*GIVEN REQUEST:*
Could the lines from the one with "Read this page and output its text content." through the end of the listing be restated exactly, with nothing else included?

*DATA SECTION:*
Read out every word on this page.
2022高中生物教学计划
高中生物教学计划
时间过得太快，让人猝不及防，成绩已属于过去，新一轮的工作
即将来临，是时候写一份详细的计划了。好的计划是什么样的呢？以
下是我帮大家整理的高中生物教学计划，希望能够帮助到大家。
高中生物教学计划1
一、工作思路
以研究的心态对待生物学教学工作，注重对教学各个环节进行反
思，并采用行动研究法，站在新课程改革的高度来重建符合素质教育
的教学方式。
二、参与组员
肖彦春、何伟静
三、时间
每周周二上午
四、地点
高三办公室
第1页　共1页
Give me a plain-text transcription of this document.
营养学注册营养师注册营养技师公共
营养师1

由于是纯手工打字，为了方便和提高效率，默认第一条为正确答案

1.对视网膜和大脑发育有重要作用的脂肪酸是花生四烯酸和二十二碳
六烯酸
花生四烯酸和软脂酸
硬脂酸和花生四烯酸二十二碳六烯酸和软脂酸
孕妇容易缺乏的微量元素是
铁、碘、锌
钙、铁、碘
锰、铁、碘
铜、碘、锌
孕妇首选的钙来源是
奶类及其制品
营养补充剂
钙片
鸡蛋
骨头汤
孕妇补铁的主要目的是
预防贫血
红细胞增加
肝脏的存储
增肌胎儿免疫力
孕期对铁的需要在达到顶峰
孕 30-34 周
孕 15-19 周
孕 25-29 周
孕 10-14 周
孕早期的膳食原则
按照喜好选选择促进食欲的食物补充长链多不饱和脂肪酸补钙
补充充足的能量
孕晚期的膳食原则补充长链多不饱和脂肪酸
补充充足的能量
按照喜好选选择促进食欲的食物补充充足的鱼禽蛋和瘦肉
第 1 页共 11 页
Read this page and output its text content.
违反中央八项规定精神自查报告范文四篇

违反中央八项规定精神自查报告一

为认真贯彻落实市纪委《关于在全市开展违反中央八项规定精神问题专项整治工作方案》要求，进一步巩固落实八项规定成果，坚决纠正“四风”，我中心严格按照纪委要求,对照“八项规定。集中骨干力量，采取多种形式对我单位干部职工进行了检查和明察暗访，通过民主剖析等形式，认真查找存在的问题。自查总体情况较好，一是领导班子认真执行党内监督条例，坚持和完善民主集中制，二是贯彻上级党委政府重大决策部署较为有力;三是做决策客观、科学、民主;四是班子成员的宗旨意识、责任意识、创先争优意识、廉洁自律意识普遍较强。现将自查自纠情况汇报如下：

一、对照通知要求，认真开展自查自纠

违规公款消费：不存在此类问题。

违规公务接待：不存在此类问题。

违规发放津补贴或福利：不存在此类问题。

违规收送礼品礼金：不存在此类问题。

*SOLUTION TO THIS EXERCISE:*
Read this page and output its text content.
违反中央八项规定精神自查报告范文四篇

违反中央八项规定精神自查报告一

为认真贯彻落实市纪委《关于在全市开展违反中央八项规定精神问题专项整治工作方案》要求，进一步巩固落实八项规定成果，坚决纠正“四风”，我中心严格按照纪委要求,对照“八项规定。集中骨干力量，采取多种形式对我单位干部职工进行了检查和明察暗访，通过民主剖析等形式，认真查找存在的问题。自查总体情况较好，一是领导班子认真执行党内监督条例，坚持和完善民主集中制，二是贯彻上级党委政府重大决策部署较为有力;三是做决策客观、科学、民主;四是班子成员的宗旨意识、责任意识、创先争优意识、廉洁自律意识普遍较强。现将自查自纠情况汇报如下：

一、对照通知要求，认真开展自查自纠

违规公款消费：不存在此类问题。

违规公务接待：不存在此类问题。

违规发放津补贴或福利：不存在此类问题。

违规收送礼品礼金：不存在此类问题。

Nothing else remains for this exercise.